Repeat the data below exactly, dropping any pictures it holds.
** Start RAW DATA **
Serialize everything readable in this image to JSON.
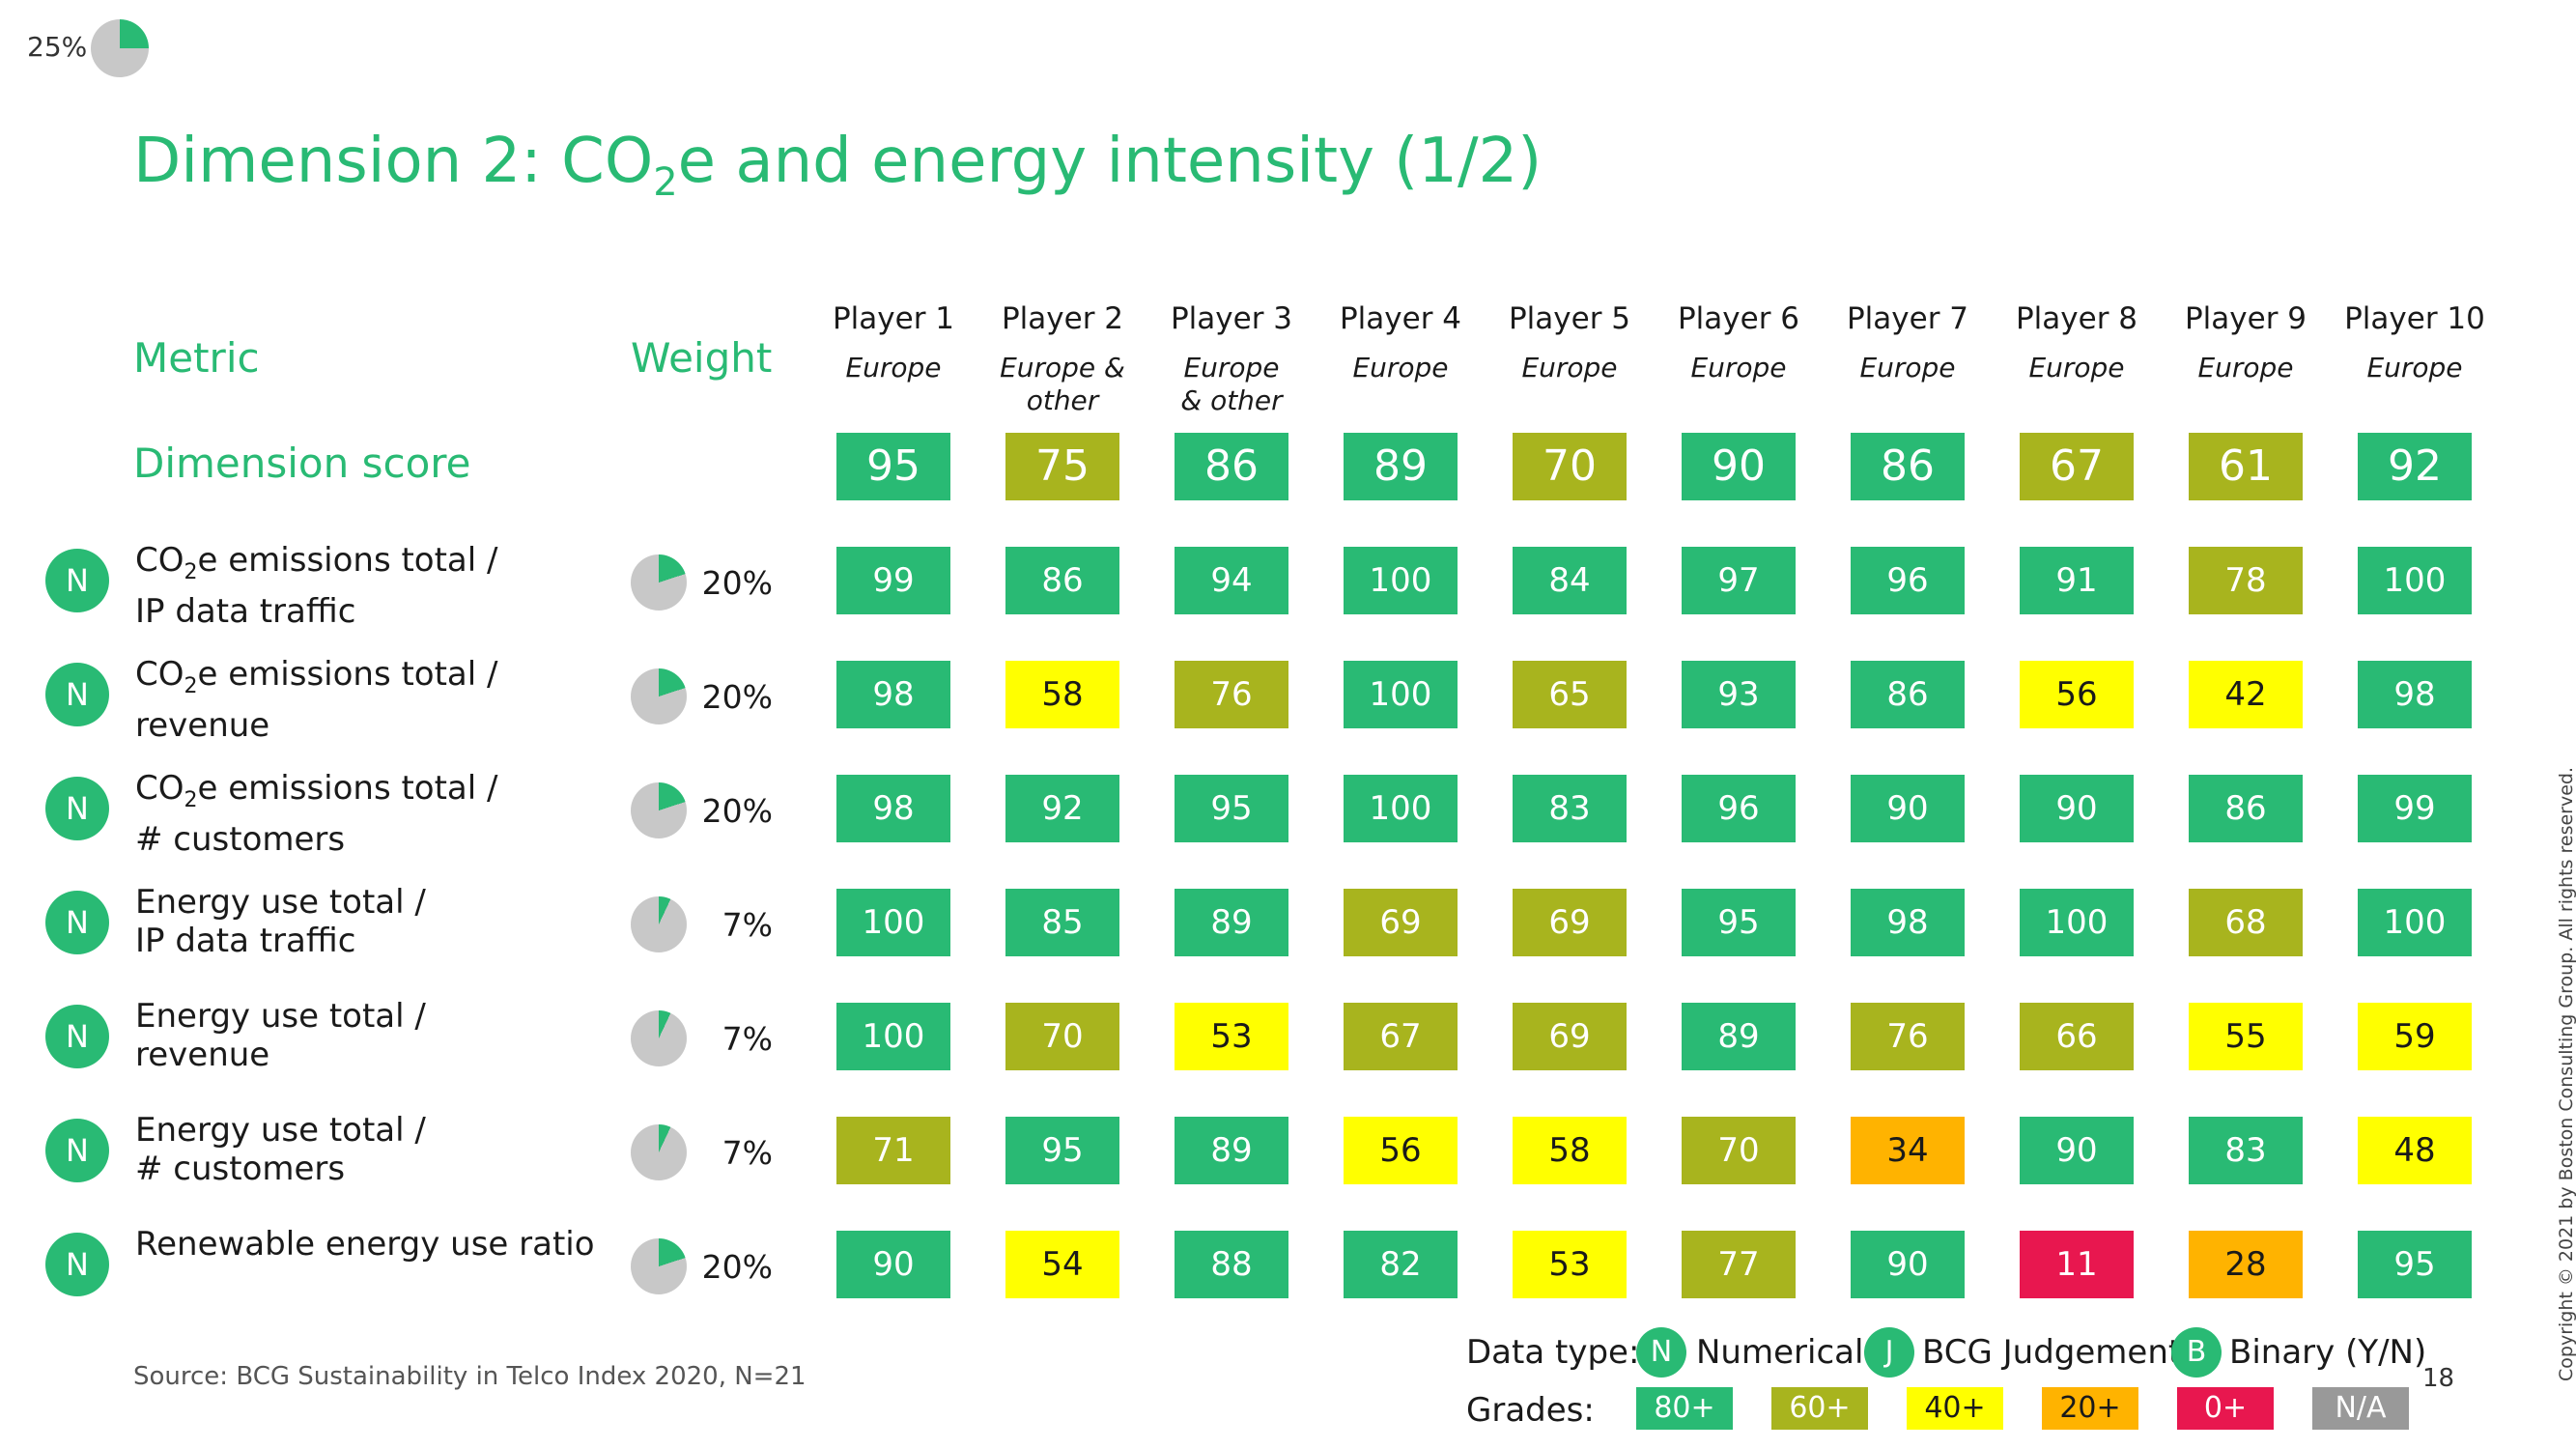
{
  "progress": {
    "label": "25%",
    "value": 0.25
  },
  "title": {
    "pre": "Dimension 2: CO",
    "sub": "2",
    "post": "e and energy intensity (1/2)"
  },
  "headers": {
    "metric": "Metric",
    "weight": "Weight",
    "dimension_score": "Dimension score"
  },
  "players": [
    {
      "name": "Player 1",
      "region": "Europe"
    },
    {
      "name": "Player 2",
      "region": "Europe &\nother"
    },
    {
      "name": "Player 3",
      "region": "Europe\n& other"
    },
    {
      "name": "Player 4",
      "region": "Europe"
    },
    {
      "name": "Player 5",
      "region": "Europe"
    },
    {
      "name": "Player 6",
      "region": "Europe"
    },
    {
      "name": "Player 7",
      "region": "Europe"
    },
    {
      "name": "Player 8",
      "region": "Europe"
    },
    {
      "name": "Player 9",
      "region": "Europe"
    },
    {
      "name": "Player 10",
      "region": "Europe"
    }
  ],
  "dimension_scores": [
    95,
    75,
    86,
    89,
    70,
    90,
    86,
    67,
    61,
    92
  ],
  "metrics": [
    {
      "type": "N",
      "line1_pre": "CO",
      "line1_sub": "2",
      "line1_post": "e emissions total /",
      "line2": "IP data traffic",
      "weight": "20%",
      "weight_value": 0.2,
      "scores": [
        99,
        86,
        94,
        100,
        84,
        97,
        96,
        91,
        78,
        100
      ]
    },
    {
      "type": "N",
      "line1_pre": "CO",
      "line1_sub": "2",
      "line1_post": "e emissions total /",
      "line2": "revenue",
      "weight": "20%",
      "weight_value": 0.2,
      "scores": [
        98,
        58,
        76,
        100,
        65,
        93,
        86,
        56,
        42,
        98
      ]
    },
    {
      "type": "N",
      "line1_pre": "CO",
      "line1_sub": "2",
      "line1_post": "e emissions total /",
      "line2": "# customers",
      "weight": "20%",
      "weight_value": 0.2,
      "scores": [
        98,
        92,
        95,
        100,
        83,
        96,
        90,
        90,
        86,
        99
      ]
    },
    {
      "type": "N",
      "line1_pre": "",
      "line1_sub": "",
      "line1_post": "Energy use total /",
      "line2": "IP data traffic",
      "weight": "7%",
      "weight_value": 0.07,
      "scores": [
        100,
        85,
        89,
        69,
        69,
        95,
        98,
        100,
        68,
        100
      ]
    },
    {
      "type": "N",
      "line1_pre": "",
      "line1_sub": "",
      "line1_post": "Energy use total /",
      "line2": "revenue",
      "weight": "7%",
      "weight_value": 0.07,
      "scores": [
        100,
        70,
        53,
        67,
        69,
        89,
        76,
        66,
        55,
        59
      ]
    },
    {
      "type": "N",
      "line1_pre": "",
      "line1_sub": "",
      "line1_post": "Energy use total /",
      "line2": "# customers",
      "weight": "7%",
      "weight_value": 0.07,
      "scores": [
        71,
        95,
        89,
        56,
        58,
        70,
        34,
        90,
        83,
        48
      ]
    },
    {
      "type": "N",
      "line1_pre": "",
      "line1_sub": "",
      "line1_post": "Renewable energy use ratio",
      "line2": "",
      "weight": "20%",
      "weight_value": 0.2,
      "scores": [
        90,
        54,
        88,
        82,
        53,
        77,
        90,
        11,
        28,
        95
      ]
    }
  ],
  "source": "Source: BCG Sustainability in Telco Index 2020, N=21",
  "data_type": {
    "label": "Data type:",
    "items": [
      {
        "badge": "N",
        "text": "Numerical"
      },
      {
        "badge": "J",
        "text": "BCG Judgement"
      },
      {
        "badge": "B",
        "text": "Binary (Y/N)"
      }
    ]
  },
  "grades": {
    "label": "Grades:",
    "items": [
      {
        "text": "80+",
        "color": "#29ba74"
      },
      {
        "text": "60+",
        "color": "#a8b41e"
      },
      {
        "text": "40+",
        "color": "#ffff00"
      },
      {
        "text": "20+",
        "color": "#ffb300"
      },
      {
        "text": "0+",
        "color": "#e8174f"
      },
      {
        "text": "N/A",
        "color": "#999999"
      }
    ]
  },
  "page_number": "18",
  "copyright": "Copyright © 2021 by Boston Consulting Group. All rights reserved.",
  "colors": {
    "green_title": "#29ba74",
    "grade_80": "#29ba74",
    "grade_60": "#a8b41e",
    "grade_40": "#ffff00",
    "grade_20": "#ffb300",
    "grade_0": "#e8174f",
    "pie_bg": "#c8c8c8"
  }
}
** End RAW DATA **
*OUTPUT BELOW:*
Serialize everything readable in this image to JSON.
{
  "progress": {
    "label": "25%",
    "value": 0.25
  },
  "title": {
    "pre": "Dimension 2: CO",
    "sub": "2",
    "post": "e and energy intensity (1/2)"
  },
  "headers": {
    "metric": "Metric",
    "weight": "Weight",
    "dimension_score": "Dimension score"
  },
  "players": [
    {
      "name": "Player 1",
      "region": "Europe"
    },
    {
      "name": "Player 2",
      "region": "Europe &\nother"
    },
    {
      "name": "Player 3",
      "region": "Europe\n& other"
    },
    {
      "name": "Player 4",
      "region": "Europe"
    },
    {
      "name": "Player 5",
      "region": "Europe"
    },
    {
      "name": "Player 6",
      "region": "Europe"
    },
    {
      "name": "Player 7",
      "region": "Europe"
    },
    {
      "name": "Player 8",
      "region": "Europe"
    },
    {
      "name": "Player 9",
      "region": "Europe"
    },
    {
      "name": "Player 10",
      "region": "Europe"
    }
  ],
  "dimension_scores": [
    95,
    75,
    86,
    89,
    70,
    90,
    86,
    67,
    61,
    92
  ],
  "metrics": [
    {
      "type": "N",
      "line1_pre": "CO",
      "line1_sub": "2",
      "line1_post": "e emissions total /",
      "line2": "IP data traffic",
      "weight": "20%",
      "weight_value": 0.2,
      "scores": [
        99,
        86,
        94,
        100,
        84,
        97,
        96,
        91,
        78,
        100
      ]
    },
    {
      "type": "N",
      "line1_pre": "CO",
      "line1_sub": "2",
      "line1_post": "e emissions total /",
      "line2": "revenue",
      "weight": "20%",
      "weight_value": 0.2,
      "scores": [
        98,
        58,
        76,
        100,
        65,
        93,
        86,
        56,
        42,
        98
      ]
    },
    {
      "type": "N",
      "line1_pre": "CO",
      "line1_sub": "2",
      "line1_post": "e emissions total /",
      "line2": "# customers",
      "weight": "20%",
      "weight_value": 0.2,
      "scores": [
        98,
        92,
        95,
        100,
        83,
        96,
        90,
        90,
        86,
        99
      ]
    },
    {
      "type": "N",
      "line1_pre": "",
      "line1_sub": "",
      "line1_post": "Energy use total /",
      "line2": "IP data traffic",
      "weight": "7%",
      "weight_value": 0.07,
      "scores": [
        100,
        85,
        89,
        69,
        69,
        95,
        98,
        100,
        68,
        100
      ]
    },
    {
      "type": "N",
      "line1_pre": "",
      "line1_sub": "",
      "line1_post": "Energy use total /",
      "line2": "revenue",
      "weight": "7%",
      "weight_value": 0.07,
      "scores": [
        100,
        70,
        53,
        67,
        69,
        89,
        76,
        66,
        55,
        59
      ]
    },
    {
      "type": "N",
      "line1_pre": "",
      "line1_sub": "",
      "line1_post": "Energy use total /",
      "line2": "# customers",
      "weight": "7%",
      "weight_value": 0.07,
      "scores": [
        71,
        95,
        89,
        56,
        58,
        70,
        34,
        90,
        83,
        48
      ]
    },
    {
      "type": "N",
      "line1_pre": "",
      "line1_sub": "",
      "line1_post": "Renewable energy use ratio",
      "line2": "",
      "weight": "20%",
      "weight_value": 0.2,
      "scores": [
        90,
        54,
        88,
        82,
        53,
        77,
        90,
        11,
        28,
        95
      ]
    }
  ],
  "source": "Source: BCG Sustainability in Telco Index 2020, N=21",
  "data_type": {
    "label": "Data type:",
    "items": [
      {
        "badge": "N",
        "text": "Numerical"
      },
      {
        "badge": "J",
        "text": "BCG Judgement"
      },
      {
        "badge": "B",
        "text": "Binary (Y/N)"
      }
    ]
  },
  "grades": {
    "label": "Grades:",
    "items": [
      {
        "text": "80+",
        "color": "#29ba74"
      },
      {
        "text": "60+",
        "color": "#a8b41e"
      },
      {
        "text": "40+",
        "color": "#ffff00"
      },
      {
        "text": "20+",
        "color": "#ffb300"
      },
      {
        "text": "0+",
        "color": "#e8174f"
      },
      {
        "text": "N/A",
        "color": "#999999"
      }
    ]
  },
  "page_number": "18",
  "copyright": "Copyright © 2021 by Boston Consulting Group. All rights reserved.",
  "colors": {
    "green_title": "#29ba74",
    "grade_80": "#29ba74",
    "grade_60": "#a8b41e",
    "grade_40": "#ffff00",
    "grade_20": "#ffb300",
    "grade_0": "#e8174f",
    "pie_bg": "#c8c8c8"
  }
}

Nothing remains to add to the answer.